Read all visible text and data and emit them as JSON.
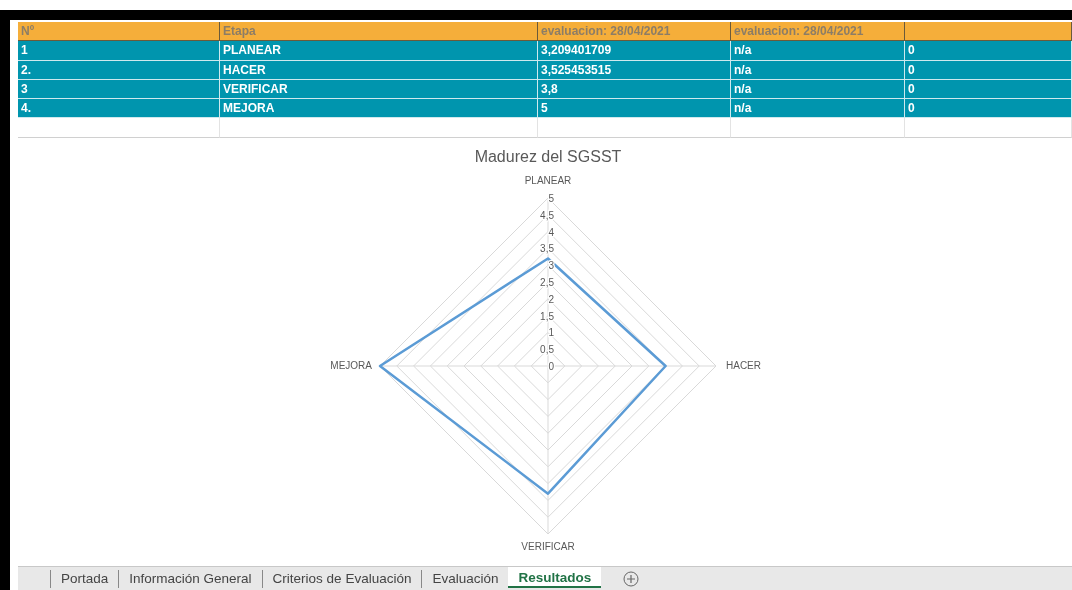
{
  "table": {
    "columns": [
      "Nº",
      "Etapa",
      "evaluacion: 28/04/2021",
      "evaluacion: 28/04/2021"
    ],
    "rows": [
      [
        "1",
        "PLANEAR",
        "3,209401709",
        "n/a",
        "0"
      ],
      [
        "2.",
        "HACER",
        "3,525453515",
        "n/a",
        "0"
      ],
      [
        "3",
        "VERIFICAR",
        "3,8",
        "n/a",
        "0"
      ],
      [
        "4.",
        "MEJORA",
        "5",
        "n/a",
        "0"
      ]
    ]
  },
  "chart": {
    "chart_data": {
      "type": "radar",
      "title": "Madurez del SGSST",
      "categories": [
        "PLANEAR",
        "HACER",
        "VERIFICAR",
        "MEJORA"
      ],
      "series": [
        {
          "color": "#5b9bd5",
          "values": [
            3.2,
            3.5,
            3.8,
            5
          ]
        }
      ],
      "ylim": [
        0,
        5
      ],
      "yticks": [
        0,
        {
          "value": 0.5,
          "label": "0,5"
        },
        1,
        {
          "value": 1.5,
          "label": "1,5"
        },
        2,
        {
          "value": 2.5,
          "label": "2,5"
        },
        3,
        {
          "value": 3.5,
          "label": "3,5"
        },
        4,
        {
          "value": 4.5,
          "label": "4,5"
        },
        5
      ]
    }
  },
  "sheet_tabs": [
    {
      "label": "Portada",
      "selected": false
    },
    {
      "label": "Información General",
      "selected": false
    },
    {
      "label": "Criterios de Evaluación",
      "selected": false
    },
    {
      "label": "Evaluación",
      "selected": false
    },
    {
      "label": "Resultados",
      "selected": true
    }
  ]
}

┄┄┄┄┄┄┄┄┄┄

What to work on
Copy out all the records exactly, excluding pictures.

The output
Read all visible text and data and emit them as JSON.
{
  "table": {
    "columns": [
      "Nº",
      "Etapa",
      "evaluacion: 28/04/2021",
      "evaluacion: 28/04/2021"
    ],
    "rows": [
      [
        "1",
        "PLANEAR",
        "3,209401709",
        "n/a",
        "0"
      ],
      [
        "2.",
        "HACER",
        "3,525453515",
        "n/a",
        "0"
      ],
      [
        "3",
        "VERIFICAR",
        "3,8",
        "n/a",
        "0"
      ],
      [
        "4.",
        "MEJORA",
        "5",
        "n/a",
        "0"
      ]
    ]
  },
  "chart": {
    "chart_data": {
      "type": "radar",
      "title": "Madurez del SGSST",
      "categories": [
        "PLANEAR",
        "HACER",
        "VERIFICAR",
        "MEJORA"
      ],
      "series": [
        {
          "color": "#5b9bd5",
          "values": [
            3.2,
            3.5,
            3.8,
            5
          ]
        }
      ],
      "ylim": [
        0,
        5
      ],
      "yticks": [
        0,
        {
          "value": 0.5,
          "label": "0,5"
        },
        1,
        {
          "value": 1.5,
          "label": "1,5"
        },
        2,
        {
          "value": 2.5,
          "label": "2,5"
        },
        3,
        {
          "value": 3.5,
          "label": "3,5"
        },
        4,
        {
          "value": 4.5,
          "label": "4,5"
        },
        5
      ]
    }
  },
  "sheet_tabs": [
    {
      "label": "Portada",
      "selected": false
    },
    {
      "label": "Información General",
      "selected": false
    },
    {
      "label": "Criterios de Evaluación",
      "selected": false
    },
    {
      "label": "Evaluación",
      "selected": false
    },
    {
      "label": "Resultados",
      "selected": true
    }
  ]
}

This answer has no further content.